# Problem to work on:
Print every entry, word for word, and skip the images.

# Material supplied:
--------------------------------------------------

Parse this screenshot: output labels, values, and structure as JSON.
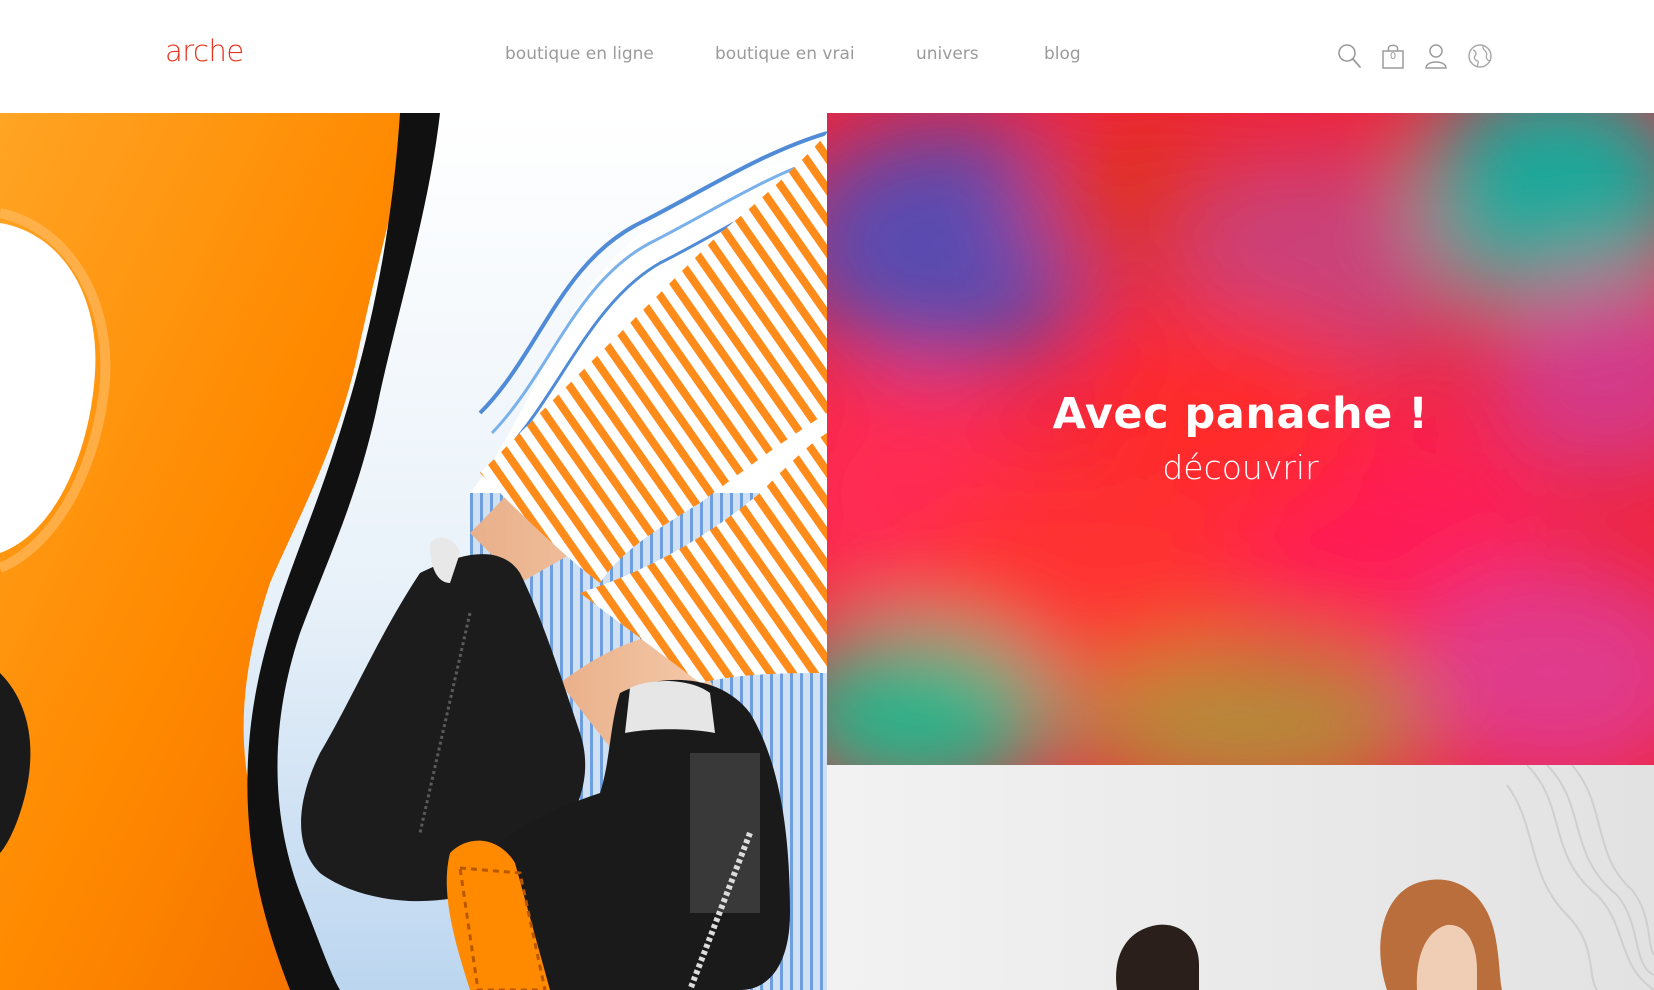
{
  "header": {
    "logo_text": "arche",
    "nav": [
      {
        "label": "boutique en ligne"
      },
      {
        "label": "boutique en vrai"
      },
      {
        "label": "univers"
      },
      {
        "label": "blog"
      }
    ],
    "icons": {
      "search": "search-icon",
      "bag": "shopping-bag-icon",
      "bag_count": "0",
      "account": "user-icon",
      "language": "globe-icon"
    }
  },
  "hero": {
    "promo_title": "Avec panache !",
    "promo_link": "découvrir"
  },
  "colors": {
    "brand": "#e5331c",
    "nav_text": "#9b9b9b",
    "orange": "#ff8a00"
  }
}
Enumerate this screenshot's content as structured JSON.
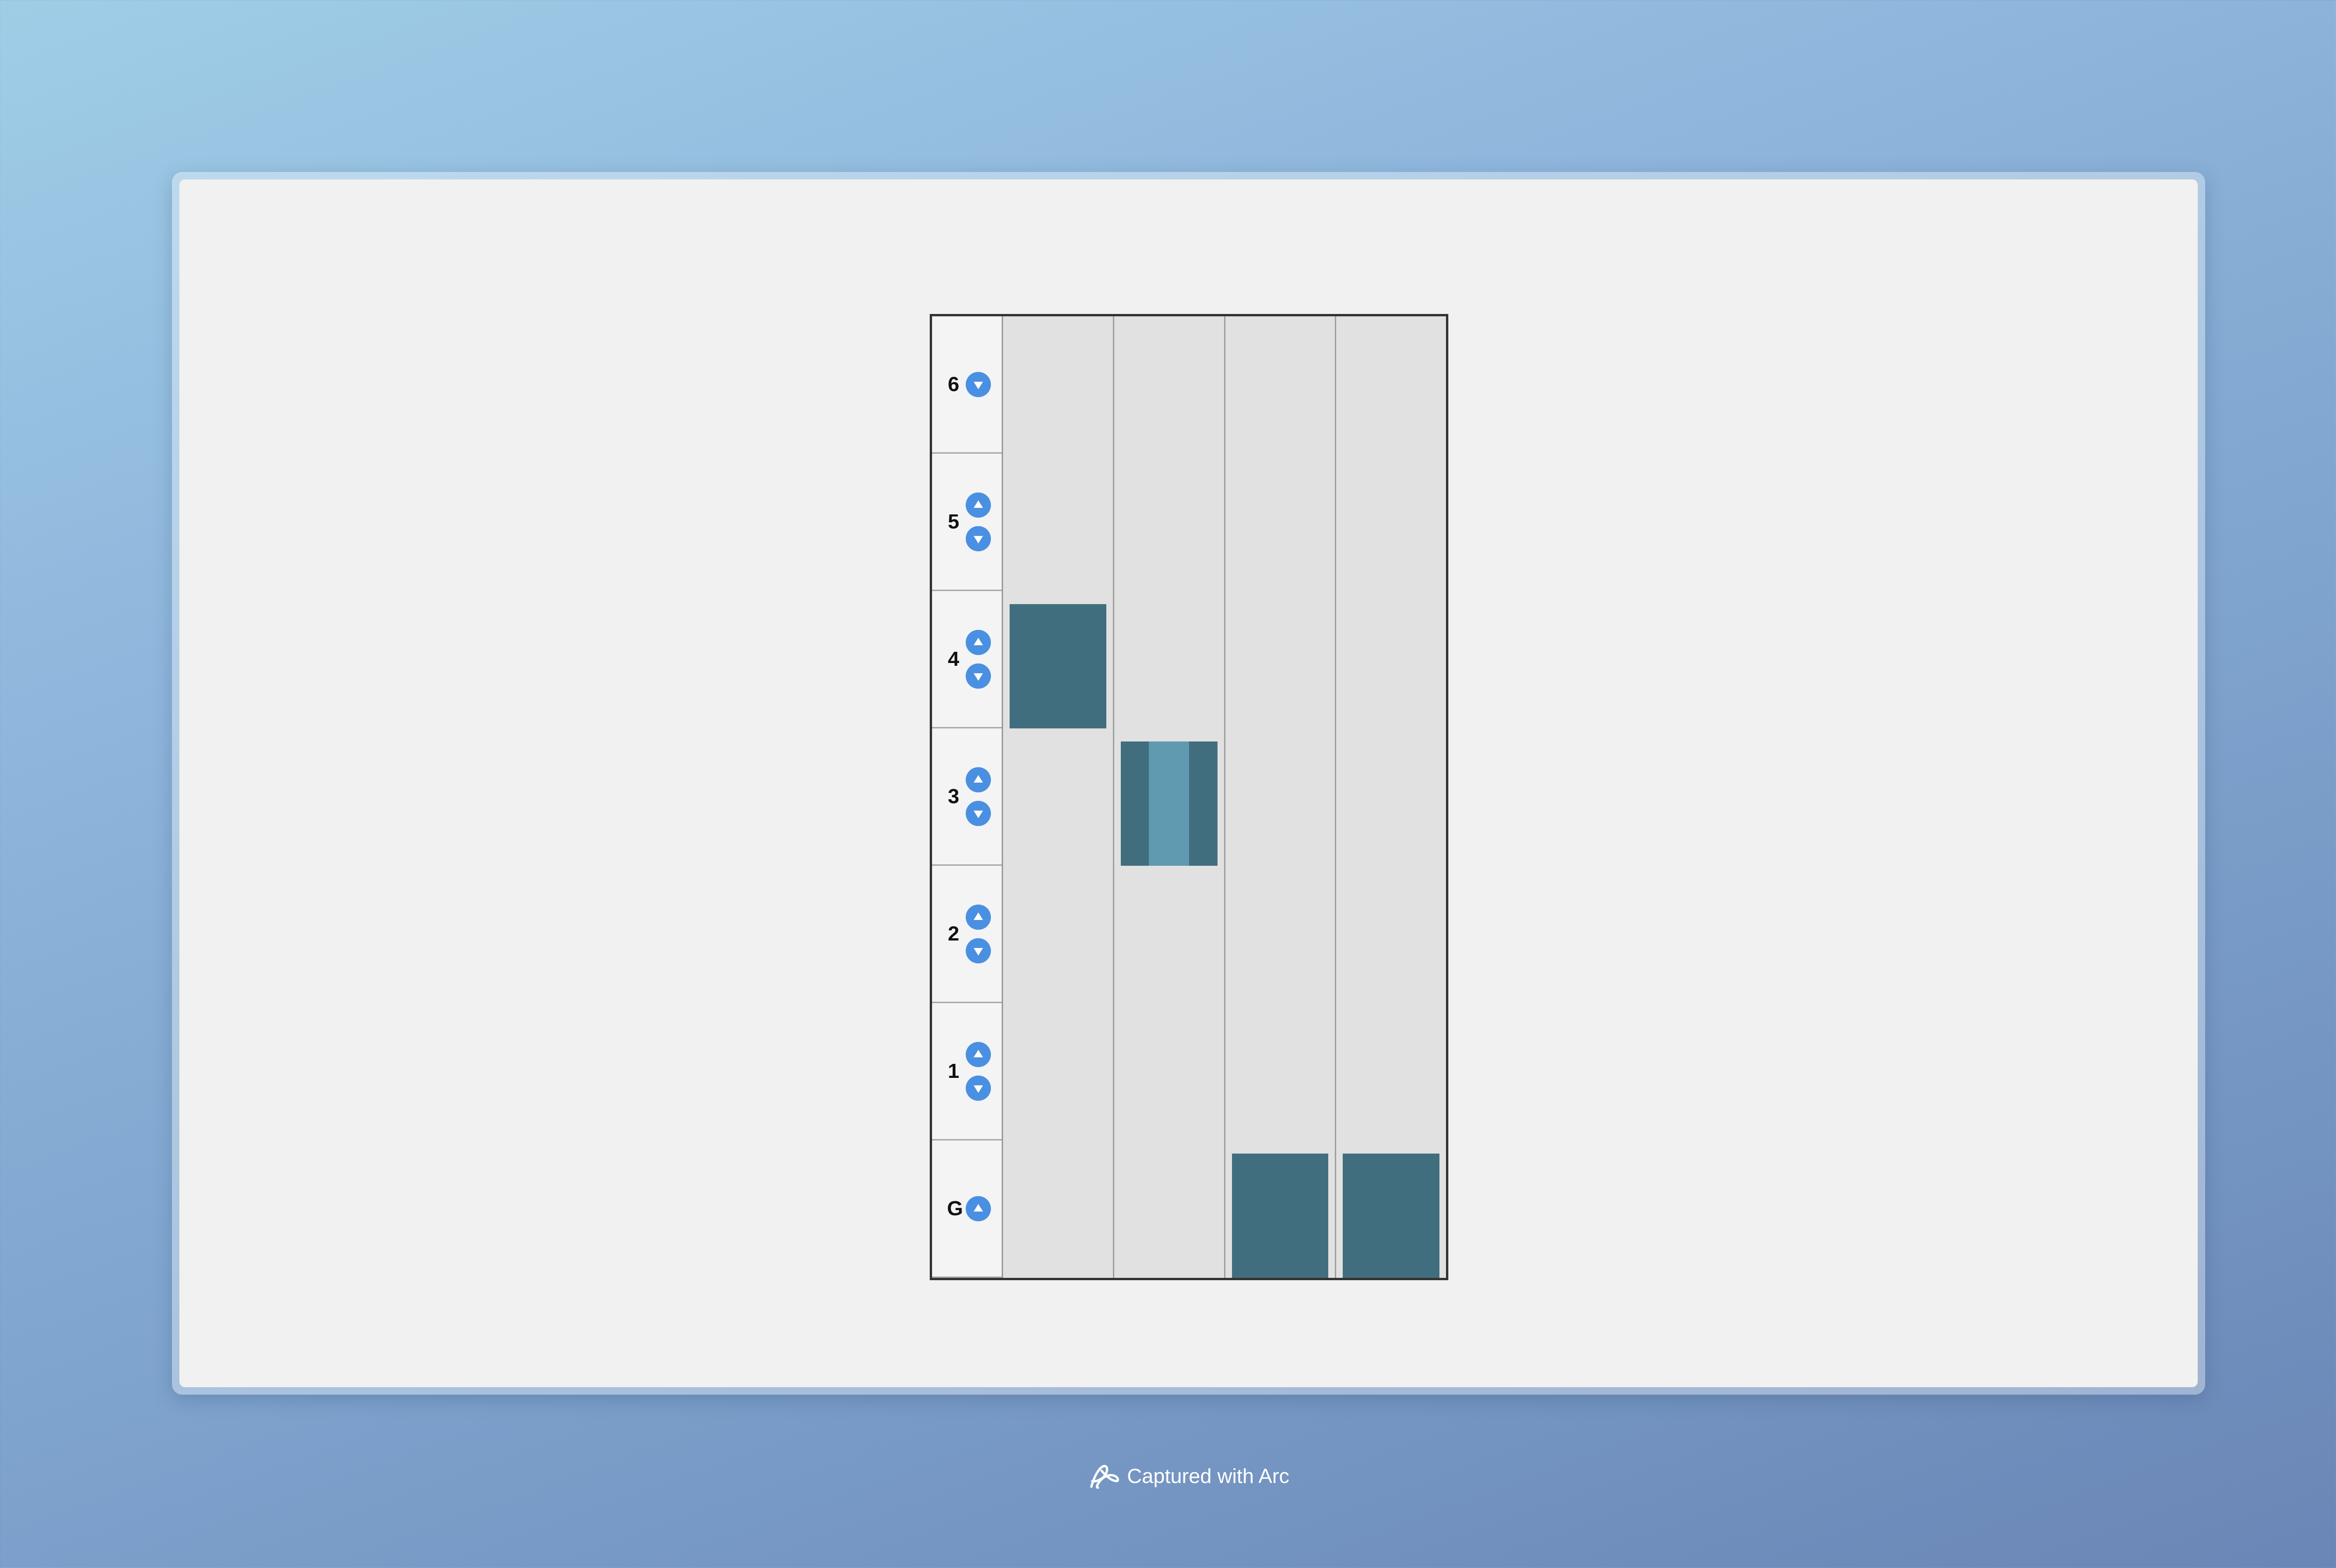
{
  "floors": [
    {
      "label": "6",
      "up": false,
      "down": true
    },
    {
      "label": "5",
      "up": true,
      "down": true
    },
    {
      "label": "4",
      "up": true,
      "down": true
    },
    {
      "label": "3",
      "up": true,
      "down": true
    },
    {
      "label": "2",
      "up": true,
      "down": true
    },
    {
      "label": "1",
      "up": true,
      "down": true
    },
    {
      "label": "G",
      "up": true,
      "down": false
    }
  ],
  "elevators": [
    {
      "floor": "4",
      "doors": "closed"
    },
    {
      "floor": "3",
      "doors": "opening"
    },
    {
      "floor": "G",
      "doors": "closed"
    },
    {
      "floor": "G",
      "doors": "closed"
    }
  ],
  "colors": {
    "car": "#416e7e",
    "door_gap": "#5f9ab0",
    "button": "#4a90e2"
  },
  "footer": {
    "icon": "arc-logo-icon",
    "text": "Captured with Arc"
  }
}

--------------------------------------------------

# Answer to this exercise:
Parse this screenshot: output labels, values, and structure as JSON.
{
  "header": {
    "logo_text": "arche",
    "nav": [
      {
        "label": "boutique en ligne"
      },
      {
        "label": "boutique en vrai"
      },
      {
        "label": "univers"
      },
      {
        "label": "blog"
      }
    ],
    "icons": {
      "search": "search-icon",
      "bag": "shopping-bag-icon",
      "bag_count": "0",
      "account": "user-icon",
      "language": "globe-icon"
    }
  },
  "hero": {
    "promo_title": "Avec panache !",
    "promo_link": "découvrir"
  },
  "colors": {
    "brand": "#e5331c",
    "nav_text": "#9b9b9b",
    "orange": "#ff8a00"
  }
}
Enumerate this screenshot's content as structured JSON.
{
  "floors": [
    {
      "label": "6",
      "up": false,
      "down": true
    },
    {
      "label": "5",
      "up": true,
      "down": true
    },
    {
      "label": "4",
      "up": true,
      "down": true
    },
    {
      "label": "3",
      "up": true,
      "down": true
    },
    {
      "label": "2",
      "up": true,
      "down": true
    },
    {
      "label": "1",
      "up": true,
      "down": true
    },
    {
      "label": "G",
      "up": true,
      "down": false
    }
  ],
  "elevators": [
    {
      "floor": "4",
      "doors": "closed"
    },
    {
      "floor": "3",
      "doors": "opening"
    },
    {
      "floor": "G",
      "doors": "closed"
    },
    {
      "floor": "G",
      "doors": "closed"
    }
  ],
  "colors": {
    "car": "#416e7e",
    "door_gap": "#5f9ab0",
    "button": "#4a90e2"
  },
  "footer": {
    "icon": "arc-logo-icon",
    "text": "Captured with Arc"
  }
}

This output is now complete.